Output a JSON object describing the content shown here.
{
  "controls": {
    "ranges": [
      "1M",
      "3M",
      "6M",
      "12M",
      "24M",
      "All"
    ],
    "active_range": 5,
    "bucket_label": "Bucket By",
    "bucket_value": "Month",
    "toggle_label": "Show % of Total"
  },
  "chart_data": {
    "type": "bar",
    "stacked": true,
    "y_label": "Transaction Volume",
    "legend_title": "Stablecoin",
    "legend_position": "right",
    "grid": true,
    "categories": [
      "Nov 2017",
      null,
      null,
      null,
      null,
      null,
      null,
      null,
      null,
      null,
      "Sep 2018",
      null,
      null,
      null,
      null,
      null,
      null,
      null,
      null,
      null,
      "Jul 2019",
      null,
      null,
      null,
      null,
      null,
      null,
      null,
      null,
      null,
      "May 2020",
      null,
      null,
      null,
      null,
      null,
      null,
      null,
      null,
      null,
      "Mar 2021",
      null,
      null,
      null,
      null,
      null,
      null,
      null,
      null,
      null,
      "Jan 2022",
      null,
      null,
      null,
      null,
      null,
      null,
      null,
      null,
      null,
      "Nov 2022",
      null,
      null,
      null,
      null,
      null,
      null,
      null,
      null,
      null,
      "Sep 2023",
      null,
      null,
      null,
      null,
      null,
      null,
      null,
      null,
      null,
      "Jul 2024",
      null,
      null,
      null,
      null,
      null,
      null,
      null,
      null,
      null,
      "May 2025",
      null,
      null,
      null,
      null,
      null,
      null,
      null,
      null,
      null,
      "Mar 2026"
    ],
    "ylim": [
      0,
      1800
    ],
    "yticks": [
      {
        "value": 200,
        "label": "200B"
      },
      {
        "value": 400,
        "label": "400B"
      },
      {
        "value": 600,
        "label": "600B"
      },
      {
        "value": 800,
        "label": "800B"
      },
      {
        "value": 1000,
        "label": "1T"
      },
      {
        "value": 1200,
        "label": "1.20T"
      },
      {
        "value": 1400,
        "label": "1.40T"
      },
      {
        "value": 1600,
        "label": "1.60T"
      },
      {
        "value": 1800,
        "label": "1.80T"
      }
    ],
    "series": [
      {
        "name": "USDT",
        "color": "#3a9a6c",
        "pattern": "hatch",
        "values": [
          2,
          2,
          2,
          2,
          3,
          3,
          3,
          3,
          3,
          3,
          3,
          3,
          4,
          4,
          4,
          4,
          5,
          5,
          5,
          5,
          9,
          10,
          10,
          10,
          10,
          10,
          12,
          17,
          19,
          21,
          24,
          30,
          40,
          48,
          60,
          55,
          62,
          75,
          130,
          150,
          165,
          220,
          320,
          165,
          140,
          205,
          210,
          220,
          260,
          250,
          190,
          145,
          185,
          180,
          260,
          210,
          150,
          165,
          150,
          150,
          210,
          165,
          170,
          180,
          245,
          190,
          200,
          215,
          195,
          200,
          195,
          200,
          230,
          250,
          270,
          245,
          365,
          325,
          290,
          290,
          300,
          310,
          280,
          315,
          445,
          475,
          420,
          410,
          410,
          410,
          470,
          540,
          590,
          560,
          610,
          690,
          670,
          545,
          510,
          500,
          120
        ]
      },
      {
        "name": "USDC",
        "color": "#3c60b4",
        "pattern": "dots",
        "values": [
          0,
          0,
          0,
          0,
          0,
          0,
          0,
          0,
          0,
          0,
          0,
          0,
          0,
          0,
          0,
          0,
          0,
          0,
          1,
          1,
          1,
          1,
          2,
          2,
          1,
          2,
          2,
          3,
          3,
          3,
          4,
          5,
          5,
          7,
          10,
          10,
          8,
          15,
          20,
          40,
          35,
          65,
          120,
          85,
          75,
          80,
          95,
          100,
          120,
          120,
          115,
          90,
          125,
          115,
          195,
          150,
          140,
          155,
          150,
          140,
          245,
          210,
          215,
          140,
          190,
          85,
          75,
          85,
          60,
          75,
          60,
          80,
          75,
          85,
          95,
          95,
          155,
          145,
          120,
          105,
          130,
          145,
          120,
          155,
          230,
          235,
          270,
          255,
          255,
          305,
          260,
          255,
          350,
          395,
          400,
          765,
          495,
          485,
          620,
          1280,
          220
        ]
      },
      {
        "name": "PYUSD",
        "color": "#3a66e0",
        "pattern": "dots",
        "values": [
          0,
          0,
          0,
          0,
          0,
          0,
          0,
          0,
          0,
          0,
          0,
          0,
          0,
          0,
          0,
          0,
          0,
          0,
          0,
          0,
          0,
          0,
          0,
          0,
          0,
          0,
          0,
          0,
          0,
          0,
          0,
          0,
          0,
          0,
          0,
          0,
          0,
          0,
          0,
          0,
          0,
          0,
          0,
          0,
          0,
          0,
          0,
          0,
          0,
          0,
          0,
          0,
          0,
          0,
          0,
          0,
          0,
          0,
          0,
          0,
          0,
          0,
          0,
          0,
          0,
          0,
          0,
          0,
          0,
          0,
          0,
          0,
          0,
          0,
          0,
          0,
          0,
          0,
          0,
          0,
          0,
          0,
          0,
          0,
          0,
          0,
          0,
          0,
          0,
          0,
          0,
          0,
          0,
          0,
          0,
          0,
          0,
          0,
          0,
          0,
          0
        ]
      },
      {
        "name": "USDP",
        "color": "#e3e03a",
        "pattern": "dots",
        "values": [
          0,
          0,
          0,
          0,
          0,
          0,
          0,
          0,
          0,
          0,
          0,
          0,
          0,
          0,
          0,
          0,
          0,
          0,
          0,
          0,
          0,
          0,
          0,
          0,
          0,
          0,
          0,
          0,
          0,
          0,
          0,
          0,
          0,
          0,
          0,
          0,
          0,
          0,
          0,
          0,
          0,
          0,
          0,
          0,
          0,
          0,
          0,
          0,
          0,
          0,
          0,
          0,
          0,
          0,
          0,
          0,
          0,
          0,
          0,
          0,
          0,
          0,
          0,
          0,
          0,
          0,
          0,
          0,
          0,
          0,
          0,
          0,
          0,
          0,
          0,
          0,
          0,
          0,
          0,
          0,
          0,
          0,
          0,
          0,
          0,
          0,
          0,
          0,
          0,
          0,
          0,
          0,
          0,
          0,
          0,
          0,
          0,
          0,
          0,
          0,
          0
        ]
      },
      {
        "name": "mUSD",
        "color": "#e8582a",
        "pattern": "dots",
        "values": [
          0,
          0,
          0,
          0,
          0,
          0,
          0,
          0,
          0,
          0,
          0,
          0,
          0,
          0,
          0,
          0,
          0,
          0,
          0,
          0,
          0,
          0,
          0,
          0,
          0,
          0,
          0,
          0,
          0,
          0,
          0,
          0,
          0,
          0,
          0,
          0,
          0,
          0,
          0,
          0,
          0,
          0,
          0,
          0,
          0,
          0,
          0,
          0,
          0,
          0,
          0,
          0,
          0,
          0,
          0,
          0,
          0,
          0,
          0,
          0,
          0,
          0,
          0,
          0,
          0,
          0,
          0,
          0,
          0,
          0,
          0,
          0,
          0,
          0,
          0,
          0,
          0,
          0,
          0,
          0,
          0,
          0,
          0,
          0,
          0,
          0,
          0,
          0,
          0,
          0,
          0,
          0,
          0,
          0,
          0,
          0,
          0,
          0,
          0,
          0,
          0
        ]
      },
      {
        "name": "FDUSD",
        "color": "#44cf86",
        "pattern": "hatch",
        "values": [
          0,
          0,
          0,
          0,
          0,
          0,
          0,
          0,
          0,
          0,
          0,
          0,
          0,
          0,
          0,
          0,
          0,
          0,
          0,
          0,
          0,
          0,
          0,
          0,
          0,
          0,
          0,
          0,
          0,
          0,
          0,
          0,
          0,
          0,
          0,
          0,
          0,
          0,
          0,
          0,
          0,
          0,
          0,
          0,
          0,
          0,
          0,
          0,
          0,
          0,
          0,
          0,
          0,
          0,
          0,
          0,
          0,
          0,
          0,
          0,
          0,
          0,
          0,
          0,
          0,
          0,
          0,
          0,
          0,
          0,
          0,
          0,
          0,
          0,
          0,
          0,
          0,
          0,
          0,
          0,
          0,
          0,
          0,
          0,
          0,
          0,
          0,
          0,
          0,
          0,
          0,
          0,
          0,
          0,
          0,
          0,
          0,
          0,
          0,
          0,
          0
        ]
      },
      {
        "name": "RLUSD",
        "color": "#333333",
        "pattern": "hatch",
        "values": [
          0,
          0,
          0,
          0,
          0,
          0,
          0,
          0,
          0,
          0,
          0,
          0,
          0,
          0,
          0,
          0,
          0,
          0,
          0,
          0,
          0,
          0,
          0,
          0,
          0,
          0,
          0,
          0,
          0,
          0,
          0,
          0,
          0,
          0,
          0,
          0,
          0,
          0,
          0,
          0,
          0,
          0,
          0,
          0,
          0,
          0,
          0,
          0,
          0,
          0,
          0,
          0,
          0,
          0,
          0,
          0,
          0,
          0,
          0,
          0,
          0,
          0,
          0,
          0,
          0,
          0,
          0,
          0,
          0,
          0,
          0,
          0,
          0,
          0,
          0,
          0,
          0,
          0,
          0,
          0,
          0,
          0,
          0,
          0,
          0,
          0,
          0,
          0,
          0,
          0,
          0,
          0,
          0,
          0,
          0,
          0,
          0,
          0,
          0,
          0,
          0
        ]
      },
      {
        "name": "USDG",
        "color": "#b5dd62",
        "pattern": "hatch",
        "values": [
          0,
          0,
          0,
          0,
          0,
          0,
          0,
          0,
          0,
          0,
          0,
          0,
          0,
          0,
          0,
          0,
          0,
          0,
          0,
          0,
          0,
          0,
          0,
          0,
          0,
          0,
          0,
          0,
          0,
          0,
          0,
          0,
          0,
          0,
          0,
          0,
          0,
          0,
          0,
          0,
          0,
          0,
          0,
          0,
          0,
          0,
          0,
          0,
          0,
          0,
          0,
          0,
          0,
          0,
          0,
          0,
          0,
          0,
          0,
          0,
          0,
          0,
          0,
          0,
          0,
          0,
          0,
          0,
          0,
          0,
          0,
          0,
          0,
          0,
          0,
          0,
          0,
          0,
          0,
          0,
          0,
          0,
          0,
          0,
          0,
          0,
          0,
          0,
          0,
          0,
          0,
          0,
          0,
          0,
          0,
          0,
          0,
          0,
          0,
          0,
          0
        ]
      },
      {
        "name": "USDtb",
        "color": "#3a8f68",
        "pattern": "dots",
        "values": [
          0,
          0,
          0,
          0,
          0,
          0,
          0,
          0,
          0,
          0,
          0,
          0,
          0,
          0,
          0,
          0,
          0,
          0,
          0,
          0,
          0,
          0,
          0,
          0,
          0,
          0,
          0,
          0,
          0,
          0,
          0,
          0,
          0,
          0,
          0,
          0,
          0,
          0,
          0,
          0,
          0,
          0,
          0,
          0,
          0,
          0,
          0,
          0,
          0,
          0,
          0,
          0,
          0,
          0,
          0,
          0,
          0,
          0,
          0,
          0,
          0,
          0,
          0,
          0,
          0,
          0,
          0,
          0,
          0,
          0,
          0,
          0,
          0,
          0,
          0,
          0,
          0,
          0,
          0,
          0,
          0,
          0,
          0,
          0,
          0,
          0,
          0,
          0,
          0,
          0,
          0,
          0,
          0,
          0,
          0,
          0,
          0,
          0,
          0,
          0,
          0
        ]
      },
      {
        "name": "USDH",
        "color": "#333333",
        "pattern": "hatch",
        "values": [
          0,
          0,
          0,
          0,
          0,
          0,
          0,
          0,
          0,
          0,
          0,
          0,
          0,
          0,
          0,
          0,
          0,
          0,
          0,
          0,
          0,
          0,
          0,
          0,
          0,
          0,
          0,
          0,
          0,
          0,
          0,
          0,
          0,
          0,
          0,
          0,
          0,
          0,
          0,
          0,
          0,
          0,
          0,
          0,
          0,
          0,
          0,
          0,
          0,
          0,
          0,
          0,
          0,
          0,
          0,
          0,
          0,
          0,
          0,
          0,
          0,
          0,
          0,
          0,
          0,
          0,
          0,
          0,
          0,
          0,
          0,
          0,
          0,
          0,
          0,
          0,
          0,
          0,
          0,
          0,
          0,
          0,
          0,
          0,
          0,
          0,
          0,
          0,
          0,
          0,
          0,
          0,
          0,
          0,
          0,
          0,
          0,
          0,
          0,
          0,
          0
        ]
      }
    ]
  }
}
————————
Scan the listing above and copy all lines containing the word "name".

        "name": "USDT",
        "name": "USDC",
        "name": "PYUSD",
        "name": "USDP",
        "name": "mUSD",
        "name": "FDUSD",
        "name": "RLUSD",
        "name": "USDG",
        "name": "USDtb",
        "name": "USDH",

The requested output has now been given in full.